EXERCISE TASK —
Reproduce the complete listing without any deviation.

GIVEN ENTRIES —
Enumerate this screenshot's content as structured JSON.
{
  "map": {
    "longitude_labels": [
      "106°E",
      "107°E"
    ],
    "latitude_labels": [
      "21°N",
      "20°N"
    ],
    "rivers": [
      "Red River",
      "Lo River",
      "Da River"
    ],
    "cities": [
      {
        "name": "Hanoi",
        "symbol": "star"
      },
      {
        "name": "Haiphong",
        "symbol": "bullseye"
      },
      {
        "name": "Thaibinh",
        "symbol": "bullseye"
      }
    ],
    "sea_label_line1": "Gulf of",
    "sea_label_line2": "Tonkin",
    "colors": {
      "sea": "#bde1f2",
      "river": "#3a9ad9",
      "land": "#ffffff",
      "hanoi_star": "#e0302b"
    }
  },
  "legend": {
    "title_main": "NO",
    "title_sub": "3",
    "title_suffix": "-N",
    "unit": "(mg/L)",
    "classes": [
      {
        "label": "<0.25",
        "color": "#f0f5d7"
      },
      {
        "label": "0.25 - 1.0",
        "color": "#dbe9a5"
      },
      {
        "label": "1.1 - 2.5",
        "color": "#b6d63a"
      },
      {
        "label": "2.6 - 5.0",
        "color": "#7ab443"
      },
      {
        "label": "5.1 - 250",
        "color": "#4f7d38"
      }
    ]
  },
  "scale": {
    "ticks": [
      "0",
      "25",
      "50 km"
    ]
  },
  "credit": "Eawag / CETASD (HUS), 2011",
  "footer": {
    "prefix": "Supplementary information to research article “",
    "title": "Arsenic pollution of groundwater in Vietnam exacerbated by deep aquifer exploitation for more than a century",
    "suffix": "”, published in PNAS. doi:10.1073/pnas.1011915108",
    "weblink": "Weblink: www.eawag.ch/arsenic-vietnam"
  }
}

COMPLETED EXERCISE —
Enumerate this screenshot's content as structured JSON.
{
  "map": {
    "longitude_labels": [
      "106°E",
      "107°E"
    ],
    "latitude_labels": [
      "21°N",
      "20°N"
    ],
    "rivers": [
      "Red River",
      "Lo River",
      "Da River"
    ],
    "cities": [
      {
        "name": "Hanoi",
        "symbol": "star"
      },
      {
        "name": "Haiphong",
        "symbol": "bullseye"
      },
      {
        "name": "Thaibinh",
        "symbol": "bullseye"
      }
    ],
    "sea_label_line1": "Gulf of",
    "sea_label_line2": "Tonkin",
    "colors": {
      "sea": "#bde1f2",
      "river": "#3a9ad9",
      "land": "#ffffff",
      "hanoi_star": "#e0302b"
    }
  },
  "legend": {
    "title_main": "NO",
    "title_sub": "3",
    "title_suffix": "-N",
    "unit": "(mg/L)",
    "classes": [
      {
        "label": "<0.25",
        "color": "#f0f5d7"
      },
      {
        "label": "0.25 - 1.0",
        "color": "#dbe9a5"
      },
      {
        "label": "1.1 - 2.5",
        "color": "#b6d63a"
      },
      {
        "label": "2.6 - 5.0",
        "color": "#7ab443"
      },
      {
        "label": "5.1 - 250",
        "color": "#4f7d38"
      }
    ]
  },
  "scale": {
    "ticks": [
      "0",
      "25",
      "50 km"
    ]
  },
  "credit": "Eawag / CETASD (HUS), 2011",
  "footer": {
    "prefix": "Supplementary information to research article “",
    "title": "Arsenic pollution of groundwater in Vietnam exacerbated by deep aquifer exploitation for more than a century",
    "suffix": "”, published in PNAS. doi:10.1073/pnas.1011915108",
    "weblink": "Weblink: www.eawag.ch/arsenic-vietnam"
  }
}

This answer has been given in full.